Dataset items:
--- Start ---

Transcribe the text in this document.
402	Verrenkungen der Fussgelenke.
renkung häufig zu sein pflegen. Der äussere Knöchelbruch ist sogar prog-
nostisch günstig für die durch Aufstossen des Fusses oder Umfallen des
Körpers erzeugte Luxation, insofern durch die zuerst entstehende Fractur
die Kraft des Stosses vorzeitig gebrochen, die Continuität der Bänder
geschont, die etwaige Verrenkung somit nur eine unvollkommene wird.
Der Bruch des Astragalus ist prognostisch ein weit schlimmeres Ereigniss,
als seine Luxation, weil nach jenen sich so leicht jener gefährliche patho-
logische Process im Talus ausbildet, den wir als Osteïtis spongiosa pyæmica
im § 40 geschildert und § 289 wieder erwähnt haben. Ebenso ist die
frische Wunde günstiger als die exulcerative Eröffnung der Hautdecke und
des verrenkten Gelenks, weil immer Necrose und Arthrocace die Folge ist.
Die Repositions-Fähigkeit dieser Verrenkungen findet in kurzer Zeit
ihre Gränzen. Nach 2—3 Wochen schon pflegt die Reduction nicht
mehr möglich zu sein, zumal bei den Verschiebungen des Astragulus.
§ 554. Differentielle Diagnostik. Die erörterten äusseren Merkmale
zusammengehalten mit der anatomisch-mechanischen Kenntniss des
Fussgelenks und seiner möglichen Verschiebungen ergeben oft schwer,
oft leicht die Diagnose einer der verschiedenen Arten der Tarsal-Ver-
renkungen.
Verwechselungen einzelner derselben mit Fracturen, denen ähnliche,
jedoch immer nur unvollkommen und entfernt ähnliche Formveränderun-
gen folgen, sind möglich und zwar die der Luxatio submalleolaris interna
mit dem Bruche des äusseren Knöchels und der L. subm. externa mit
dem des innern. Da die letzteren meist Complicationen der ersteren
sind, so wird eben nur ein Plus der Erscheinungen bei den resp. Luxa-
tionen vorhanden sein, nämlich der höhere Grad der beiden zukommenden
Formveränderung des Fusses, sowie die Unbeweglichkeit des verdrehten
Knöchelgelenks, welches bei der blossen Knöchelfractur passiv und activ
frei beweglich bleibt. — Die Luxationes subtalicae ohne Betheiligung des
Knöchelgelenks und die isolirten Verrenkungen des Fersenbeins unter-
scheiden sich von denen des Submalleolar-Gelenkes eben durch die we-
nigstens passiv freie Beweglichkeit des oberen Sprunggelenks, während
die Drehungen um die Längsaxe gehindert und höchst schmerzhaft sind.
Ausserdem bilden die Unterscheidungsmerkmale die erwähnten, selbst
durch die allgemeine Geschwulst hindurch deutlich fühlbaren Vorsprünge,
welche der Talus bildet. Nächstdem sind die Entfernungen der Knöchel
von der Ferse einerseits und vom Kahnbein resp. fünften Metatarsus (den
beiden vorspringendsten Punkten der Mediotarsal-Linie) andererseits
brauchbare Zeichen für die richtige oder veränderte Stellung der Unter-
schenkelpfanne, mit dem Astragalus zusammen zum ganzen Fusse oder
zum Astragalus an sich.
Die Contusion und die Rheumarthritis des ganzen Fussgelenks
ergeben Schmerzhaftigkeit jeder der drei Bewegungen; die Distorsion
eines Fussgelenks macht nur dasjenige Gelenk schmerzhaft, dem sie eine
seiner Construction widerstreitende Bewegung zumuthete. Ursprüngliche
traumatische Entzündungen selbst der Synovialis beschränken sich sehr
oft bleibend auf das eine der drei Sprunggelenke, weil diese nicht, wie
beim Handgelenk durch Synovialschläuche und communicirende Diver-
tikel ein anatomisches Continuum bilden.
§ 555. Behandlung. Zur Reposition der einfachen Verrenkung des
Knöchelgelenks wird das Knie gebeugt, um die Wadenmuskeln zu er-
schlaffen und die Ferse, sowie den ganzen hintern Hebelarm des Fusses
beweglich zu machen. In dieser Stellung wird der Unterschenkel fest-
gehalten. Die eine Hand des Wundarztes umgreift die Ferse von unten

--- End ---

#### Given exercise:
Reproduce all of the data exactly as given.

#### Completed task:
Transcribe the text in this document.
402	Verrenkungen der Fussgelenke.
renkung häufig zu sein pflegen. Der äussere Knöchelbruch ist sogar prog-
nostisch günstig für die durch Aufstossen des Fusses oder Umfallen des
Körpers erzeugte Luxation, insofern durch die zuerst entstehende Fractur
die Kraft des Stosses vorzeitig gebrochen, die Continuität der Bänder
geschont, die etwaige Verrenkung somit nur eine unvollkommene wird.
Der Bruch des Astragalus ist prognostisch ein weit schlimmeres Ereigniss,
als seine Luxation, weil nach jenen sich so leicht jener gefährliche patho-
logische Process im Talus ausbildet, den wir als Osteïtis spongiosa pyæmica
im § 40 geschildert und § 289 wieder erwähnt haben. Ebenso ist die
frische Wunde günstiger als die exulcerative Eröffnung der Hautdecke und
des verrenkten Gelenks, weil immer Necrose und Arthrocace die Folge ist.
Die Repositions-Fähigkeit dieser Verrenkungen findet in kurzer Zeit
ihre Gränzen. Nach 2—3 Wochen schon pflegt die Reduction nicht
mehr möglich zu sein, zumal bei den Verschiebungen des Astragulus.
§ 554. Differentielle Diagnostik. Die erörterten äusseren Merkmale
zusammengehalten mit der anatomisch-mechanischen Kenntniss des
Fussgelenks und seiner möglichen Verschiebungen ergeben oft schwer,
oft leicht die Diagnose einer der verschiedenen Arten der Tarsal-Ver-
renkungen.
Verwechselungen einzelner derselben mit Fracturen, denen ähnliche,
jedoch immer nur unvollkommen und entfernt ähnliche Formveränderun-
gen folgen, sind möglich und zwar die der Luxatio submalleolaris interna
mit dem Bruche des äusseren Knöchels und der L. subm. externa mit
dem des innern. Da die letzteren meist Complicationen der ersteren
sind, so wird eben nur ein Plus der Erscheinungen bei den resp. Luxa-
tionen vorhanden sein, nämlich der höhere Grad der beiden zukommenden
Formveränderung des Fusses, sowie die Unbeweglichkeit des verdrehten
Knöchelgelenks, welches bei der blossen Knöchelfractur passiv und activ
frei beweglich bleibt. — Die Luxationes subtalicae ohne Betheiligung des
Knöchelgelenks und die isolirten Verrenkungen des Fersenbeins unter-
scheiden sich von denen des Submalleolar-Gelenkes eben durch die we-
nigstens passiv freie Beweglichkeit des oberen Sprunggelenks, während
die Drehungen um die Längsaxe gehindert und höchst schmerzhaft sind.
Ausserdem bilden die Unterscheidungsmerkmale die erwähnten, selbst
durch die allgemeine Geschwulst hindurch deutlich fühlbaren Vorsprünge,
welche der Talus bildet. Nächstdem sind die Entfernungen der Knöchel
von der Ferse einerseits und vom Kahnbein resp. fünften Metatarsus (den
beiden vorspringendsten Punkten der Mediotarsal-Linie) andererseits
brauchbare Zeichen für die richtige oder veränderte Stellung der Unter-
schenkelpfanne, mit dem Astragalus zusammen zum ganzen Fusse oder
zum Astragalus an sich.
Die Contusion und die Rheumarthritis des ganzen Fussgelenks
ergeben Schmerzhaftigkeit jeder der drei Bewegungen; die Distorsion
eines Fussgelenks macht nur dasjenige Gelenk schmerzhaft, dem sie eine
seiner Construction widerstreitende Bewegung zumuthete. Ursprüngliche
traumatische Entzündungen selbst der Synovialis beschränken sich sehr
oft bleibend auf das eine der drei Sprunggelenke, weil diese nicht, wie
beim Handgelenk durch Synovialschläuche und communicirende Diver-
tikel ein anatomisches Continuum bilden.
§ 555. Behandlung. Zur Reposition der einfachen Verrenkung des
Knöchelgelenks wird das Knie gebeugt, um die Wadenmuskeln zu er-
schlaffen und die Ferse, sowie den ganzen hintern Hebelarm des Fusses
beweglich zu machen. In dieser Stellung wird der Unterschenkel fest-
gehalten. Die eine Hand des Wundarztes umgreift die Ferse von unten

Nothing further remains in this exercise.